Exercise data:
[Start of section]
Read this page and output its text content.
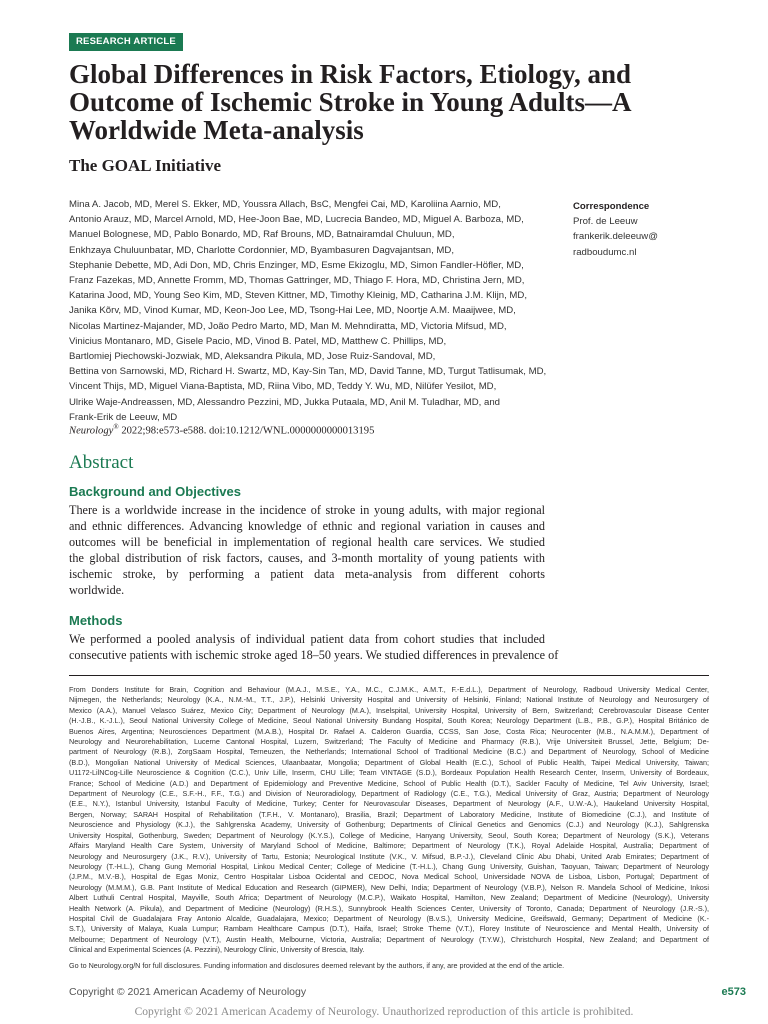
RESEARCH ARTICLE
Global Differences in Risk Factors, Etiology, and
Outcome of Ischemic Stroke in Young Adults—A
Worldwide Meta-analysis
The GOAL Initiative
Mina A. Jacob, MD, Merel S. Ekker, MD, Youssra Allach, BsC, Mengfei Cai, MD, Karoliina Aarnio, MD,
Antonio Arauz, MD, Marcel Arnold, MD, Hee-Joon Bae, MD, Lucrecia Bandeo, MD, Miguel A. Barboza, MD,
Manuel Bolognese, MD, Pablo Bonardo, MD, Raf Brouns, MD, Batnairamdal Chuluun, MD,
Enkhzaya Chuluunbatar, MD, Charlotte Cordonnier, MD, Byambasuren Dagvajantsan, MD,
Stephanie Debette, MD, Adi Don, MD, Chris Enzinger, MD, Esme Ekizoglu, MD, Simon Fandler-Höfler, MD,
Franz Fazekas, MD, Annette Fromm, MD, Thomas Gattringer, MD, Thiago F. Hora, MD, Christina Jern, MD,
Katarina Jood, MD, Young Seo Kim, MD, Steven Kittner, MD, Timothy Kleinig, MD, Catharina J.M. Klijn, MD,
Janika Kõrv, MD, Vinod Kumar, MD, Keon-Joo Lee, MD, Tsong-Hai Lee, MD, Noortje A.M. Maaijwee, MD,
Nicolas Martinez-Majander, MD, João Pedro Marto, MD, Man M. Mehndiratta, MD, Victoria Mifsud, MD,
Vinicius Montanaro, MD, Gisele Pacio, MD, Vinod B. Patel, MD, Matthew C. Phillips, MD,
Bartlomiej Piechowski-Jozwiak, MD, Aleksandra Pikula, MD, Jose Ruiz-Sandoval, MD,
Bettina von Sarnowski, MD, Richard H. Swartz, MD, Kay-Sin Tan, MD, David Tanne, MD, Turgut Tatlisumak, MD,
Vincent Thijs, MD, Miguel Viana-Baptista, MD, Riina Vibo, MD, Teddy Y. Wu, MD, Nilüfer Yesilot, MD,
Ulrike Waje-Andreassen, MD, Alessandro Pezzini, MD, Jukka Putaala, MD, Anil M. Tuladhar, MD, and
Frank-Erik de Leeuw, MD
Correspondence
Prof. de Leeuw
frankerik.deleeuw@
radboudumc.nl
Neurology® 2022;98:e573-e588. doi:10.1212/WNL.0000000000013195
Abstract
Background and Objectives
There is a worldwide increase in the incidence of stroke in young adults, with major regional
and ethnic differences. Advancing knowledge of ethnic and regional variation in causes and
outcomes will be beneficial in implementation of regional health care services. We studied
the global distribution of risk factors, causes, and 3-month mortality of young patients with
ischemic stroke, by performing a patient data meta-analysis from different cohorts
worldwide.
Methods
We performed a pooled analysis of individual patient data from cohort studies that included
consecutive patients with ischemic stroke aged 18–50 years. We studied differences in prevalence of
From Donders Institute for Brain, Cognition and Behaviour (M.A.J., M.S.E., Y.A., M.C., C.J.M.K., A.M.T., F.-E.d.L.), Department of Neurology, Radboud University Medical Center,
Nijmegen, the Netherlands; Neurology (K.A., N.M.-M., T.T., J.P.), Helsinki University Hospital and University of Helsinki, Finland; National Institute of Neurology and Neurosurgery of
Mexico (A.A.), Manuel Velasco Suárez, Mexico City; Department of Neurology (M.A.), Inselspital, University Hospital, University of Bern, Switzerland; Cerebrovascular Disease Center
(H.-J.B., K.-J.L.), Seoul National University College of Medicine, Seoul National University Bundang Hospital, South Korea; Neurology Department (L.B., P.B., G.P.), Hospital Británico de
Buenos Aires, Argentina; Neurosciences Department (M.A.B.), Hospital Dr. Rafael A. Calderon Guardia, CCSS, San Jose, Costa Rica; Neurocenter (M.B., N.A.M.M.), Department of
Neurology and Neurorehabilitation, Lucerne Cantonal Hospital, Luzern, Switzerland; The Faculty of Medicine and Pharmacy (R.B.), Vrije Universiteit Brussel, Jette, Belgium; De-
partment of Neurology (R.B.), ZorgSaam Hospital, Terneuzen, the Netherlands; International School of Traditional Medicine (B.C.) and Department of Neurology, School of Medicine
(B.D.), Mongolian National University of Medical Sciences, Ulaanbaatar, Mongolia; Department of Global Health (E.C.), School of Public Health, Taipei Medical University, Taiwan;
U1172-LilNCog-Lille Neuroscience & Cognition (C.C.), Univ Lille, Inserm, CHU Lille; Team VINTAGE (S.D.), Bordeaux Population Health Research Center, Inserm, University of Bordeaux,
France; School of Medicine (A.D.) and Department of Epidemiology and Preventive Medicine, School of Public Health (D.T.), Sackler Faculty of Medicine, Tel Aviv University, Israel;
Department of Neurology (C.E., S.F.-H., F.F., T.G.) and Division of Neuroradiology, Department of Radiology (C.E., T.G.), Medical University of Graz, Austria; Department of Neurology
(E.E., N.Y.), Istanbul University, Istanbul Faculty of Medicine, Turkey; Center for Neurovascular Diseases, Department of Neurology (A.F., U.W.-A.), Haukeland University Hospital,
Bergen, Norway; SARAH Hospital of Rehabilitation (T.F.H., V. Montanaro), Brasilia, Brazil; Department of Laboratory Medicine, Institute of Biomedicine (C.J.), and Institute of
Neuroscience and Physiology (K.J.), the Sahlgrenska Academy, University of Gothenburg; Departments of Clinical Genetics and Genomics (C.J.) and Neurology (K.J.), Sahlgrenska
University Hospital, Gothenburg, Sweden; Department of Neurology (K.Y.S.), College of Medicine, Hanyang University, Seoul, South Korea; Department of Neurology (S.K.), Veterans
Affairs Maryland Health Care System, University of Maryland School of Medicine, Baltimore; Department of Neurology (T.K.), Royal Adelaide Hospital, Australia; Department of
Neurology and Neurosurgery (J.K., R.V.), University of Tartu, Estonia; Neurological Institute (V.K., V. Mifsud, B.P.-J.), Cleveland Clinic Abu Dhabi, United Arab Emirates; Department of
Neurology (T.-H.L.), Chang Gung Memorial Hospital, Linkou Medical Center; College of Medicine (T.-H.L.), Chang Gung University, Guishan, Taoyuan, Taiwan; Department of Neurology
(J.P.M., M.V.-B.), Hospital de Egas Moniz, Centro Hospitalar Lisboa Ocidental and CEDOC, Nova Medical School, Universidade NOVA de Lisboa, Lisbon, Portugal; Department of
Neurology (M.M.M.), G.B. Pant Institute of Medical Education and Research (GIPMER), New Delhi, India; Department of Neurology (V.B.P.), Nelson R. Mandela School of Medicine, Inkosi
Albert Luthuli Central Hospital, Mayville, South Africa; Department of Neurology (M.C.P.), Waikato Hospital, Hamilton, New Zealand; Department of Medicine (Neurology), University
Health Network (A. Pikula), and Department of Medicine (Neurology) (R.H.S.), Sunnybrook Health Sciences Center, University of Toronto, Canada; Department of Neurology (J.R.-S.),
Hospital Civil de Guadalajara Fray Antonio Alcalde, Guadalajara, Mexico; Department of Neurology (B.v.S.), University Medicine, Greifswald, Germany; Department of Medicine (K.-
S.T.), University of Malaya, Kuala Lumpur; Rambam Healthcare Campus (D.T.), Haifa, Israel; Stroke Theme (V.T.), Florey Institute of Neuroscience and Mental Health, University of
Melbourne; Department of Neurology (V.T.), Austin Health, Melbourne, Victoria, Australia; Department of Neurology (T.Y.W.), Christchurch Hospital, New Zealand; and Department of
Clinical and Experimental Sciences (A. Pezzini), Neurology Clinic, University of Brescia, Italy.
Go to Neurology.org/N for full disclosures. Funding information and disclosures deemed relevant by the authors, if any, are provided at the end of the article.
Copyright © 2021 American Academy of Neurology	e573
Copyright © 2021 American Academy of Neurology. Unauthorized reproduction of this article is prohibited.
[End of section]
Description of the task: Give back the material word for word, leaving out its pictures.

Result of the exercise:
Read this page and output its text content.
RESEARCH ARTICLE
Global Differences in Risk Factors, Etiology, and
Outcome of Ischemic Stroke in Young Adults—A
Worldwide Meta-analysis
The GOAL Initiative
Mina A. Jacob, MD, Merel S. Ekker, MD, Youssra Allach, BsC, Mengfei Cai, MD, Karoliina Aarnio, MD,
Antonio Arauz, MD, Marcel Arnold, MD, Hee-Joon Bae, MD, Lucrecia Bandeo, MD, Miguel A. Barboza, MD,
Manuel Bolognese, MD, Pablo Bonardo, MD, Raf Brouns, MD, Batnairamdal Chuluun, MD,
Enkhzaya Chuluunbatar, MD, Charlotte Cordonnier, MD, Byambasuren Dagvajantsan, MD,
Stephanie Debette, MD, Adi Don, MD, Chris Enzinger, MD, Esme Ekizoglu, MD, Simon Fandler-Höfler, MD,
Franz Fazekas, MD, Annette Fromm, MD, Thomas Gattringer, MD, Thiago F. Hora, MD, Christina Jern, MD,
Katarina Jood, MD, Young Seo Kim, MD, Steven Kittner, MD, Timothy Kleinig, MD, Catharina J.M. Klijn, MD,
Janika Kõrv, MD, Vinod Kumar, MD, Keon-Joo Lee, MD, Tsong-Hai Lee, MD, Noortje A.M. Maaijwee, MD,
Nicolas Martinez-Majander, MD, João Pedro Marto, MD, Man M. Mehndiratta, MD, Victoria Mifsud, MD,
Vinicius Montanaro, MD, Gisele Pacio, MD, Vinod B. Patel, MD, Matthew C. Phillips, MD,
Bartlomiej Piechowski-Jozwiak, MD, Aleksandra Pikula, MD, Jose Ruiz-Sandoval, MD,
Bettina von Sarnowski, MD, Richard H. Swartz, MD, Kay-Sin Tan, MD, David Tanne, MD, Turgut Tatlisumak, MD,
Vincent Thijs, MD, Miguel Viana-Baptista, MD, Riina Vibo, MD, Teddy Y. Wu, MD, Nilüfer Yesilot, MD,
Ulrike Waje-Andreassen, MD, Alessandro Pezzini, MD, Jukka Putaala, MD, Anil M. Tuladhar, MD, and
Frank-Erik de Leeuw, MD
Correspondence
Prof. de Leeuw
frankerik.deleeuw@
radboudumc.nl
Neurology® 2022;98:e573-e588. doi:10.1212/WNL.0000000000013195
Abstract
Background and Objectives
There is a worldwide increase in the incidence of stroke in young adults, with major regional
and ethnic differences. Advancing knowledge of ethnic and regional variation in causes and
outcomes will be beneficial in implementation of regional health care services. We studied
the global distribution of risk factors, causes, and 3-month mortality of young patients with
ischemic stroke, by performing a patient data meta-analysis from different cohorts
worldwide.
Methods
We performed a pooled analysis of individual patient data from cohort studies that included
consecutive patients with ischemic stroke aged 18–50 years. We studied differences in prevalence of
From Donders Institute for Brain, Cognition and Behaviour (M.A.J., M.S.E., Y.A., M.C., C.J.M.K., A.M.T., F.-E.d.L.), Department of Neurology, Radboud University Medical Center,
Nijmegen, the Netherlands; Neurology (K.A., N.M.-M., T.T., J.P.), Helsinki University Hospital and University of Helsinki, Finland; National Institute of Neurology and Neurosurgery of
Mexico (A.A.), Manuel Velasco Suárez, Mexico City; Department of Neurology (M.A.), Inselspital, University Hospital, University of Bern, Switzerland; Cerebrovascular Disease Center
(H.-J.B., K.-J.L.), Seoul National University College of Medicine, Seoul National University Bundang Hospital, South Korea; Neurology Department (L.B., P.B., G.P.), Hospital Británico de
Buenos Aires, Argentina; Neurosciences Department (M.A.B.), Hospital Dr. Rafael A. Calderon Guardia, CCSS, San Jose, Costa Rica; Neurocenter (M.B., N.A.M.M.), Department of
Neurology and Neurorehabilitation, Lucerne Cantonal Hospital, Luzern, Switzerland; The Faculty of Medicine and Pharmacy (R.B.), Vrije Universiteit Brussel, Jette, Belgium; De-
partment of Neurology (R.B.), ZorgSaam Hospital, Terneuzen, the Netherlands; International School of Traditional Medicine (B.C.) and Department of Neurology, School of Medicine
(B.D.), Mongolian National University of Medical Sciences, Ulaanbaatar, Mongolia; Department of Global Health (E.C.), School of Public Health, Taipei Medical University, Taiwan;
U1172-LilNCog-Lille Neuroscience & Cognition (C.C.), Univ Lille, Inserm, CHU Lille; Team VINTAGE (S.D.), Bordeaux Population Health Research Center, Inserm, University of Bordeaux,
France; School of Medicine (A.D.) and Department of Epidemiology and Preventive Medicine, School of Public Health (D.T.), Sackler Faculty of Medicine, Tel Aviv University, Israel;
Department of Neurology (C.E., S.F.-H., F.F., T.G.) and Division of Neuroradiology, Department of Radiology (C.E., T.G.), Medical University of Graz, Austria; Department of Neurology
(E.E., N.Y.), Istanbul University, Istanbul Faculty of Medicine, Turkey; Center for Neurovascular Diseases, Department of Neurology (A.F., U.W.-A.), Haukeland University Hospital,
Bergen, Norway; SARAH Hospital of Rehabilitation (T.F.H., V. Montanaro), Brasilia, Brazil; Department of Laboratory Medicine, Institute of Biomedicine (C.J.), and Institute of
Neuroscience and Physiology (K.J.), the Sahlgrenska Academy, University of Gothenburg; Departments of Clinical Genetics and Genomics (C.J.) and Neurology (K.J.), Sahlgrenska
University Hospital, Gothenburg, Sweden; Department of Neurology (K.Y.S.), College of Medicine, Hanyang University, Seoul, South Korea; Department of Neurology (S.K.), Veterans
Affairs Maryland Health Care System, University of Maryland School of Medicine, Baltimore; Department of Neurology (T.K.), Royal Adelaide Hospital, Australia; Department of
Neurology and Neurosurgery (J.K., R.V.), University of Tartu, Estonia; Neurological Institute (V.K., V. Mifsud, B.P.-J.), Cleveland Clinic Abu Dhabi, United Arab Emirates; Department of
Neurology (T.-H.L.), Chang Gung Memorial Hospital, Linkou Medical Center; College of Medicine (T.-H.L.), Chang Gung University, Guishan, Taoyuan, Taiwan; Department of Neurology
(J.P.M., M.V.-B.), Hospital de Egas Moniz, Centro Hospitalar Lisboa Ocidental and CEDOC, Nova Medical School, Universidade NOVA de Lisboa, Lisbon, Portugal; Department of
Neurology (M.M.M.), G.B. Pant Institute of Medical Education and Research (GIPMER), New Delhi, India; Department of Neurology (V.B.P.), Nelson R. Mandela School of Medicine, Inkosi
Albert Luthuli Central Hospital, Mayville, South Africa; Department of Neurology (M.C.P.), Waikato Hospital, Hamilton, New Zealand; Department of Medicine (Neurology), University
Health Network (A. Pikula), and Department of Medicine (Neurology) (R.H.S.), Sunnybrook Health Sciences Center, University of Toronto, Canada; Department of Neurology (J.R.-S.),
Hospital Civil de Guadalajara Fray Antonio Alcalde, Guadalajara, Mexico; Department of Neurology (B.v.S.), University Medicine, Greifswald, Germany; Department of Medicine (K.-
S.T.), University of Malaya, Kuala Lumpur; Rambam Healthcare Campus (D.T.), Haifa, Israel; Stroke Theme (V.T.), Florey Institute of Neuroscience and Mental Health, University of
Melbourne; Department of Neurology (V.T.), Austin Health, Melbourne, Victoria, Australia; Department of Neurology (T.Y.W.), Christchurch Hospital, New Zealand; and Department of
Clinical and Experimental Sciences (A. Pezzini), Neurology Clinic, University of Brescia, Italy.
Go to Neurology.org/N for full disclosures. Funding information and disclosures deemed relevant by the authors, if any, are provided at the end of the article.
Copyright © 2021 American Academy of Neurology	e573
Copyright © 2021 American Academy of Neurology. Unauthorized reproduction of this article is prohibited.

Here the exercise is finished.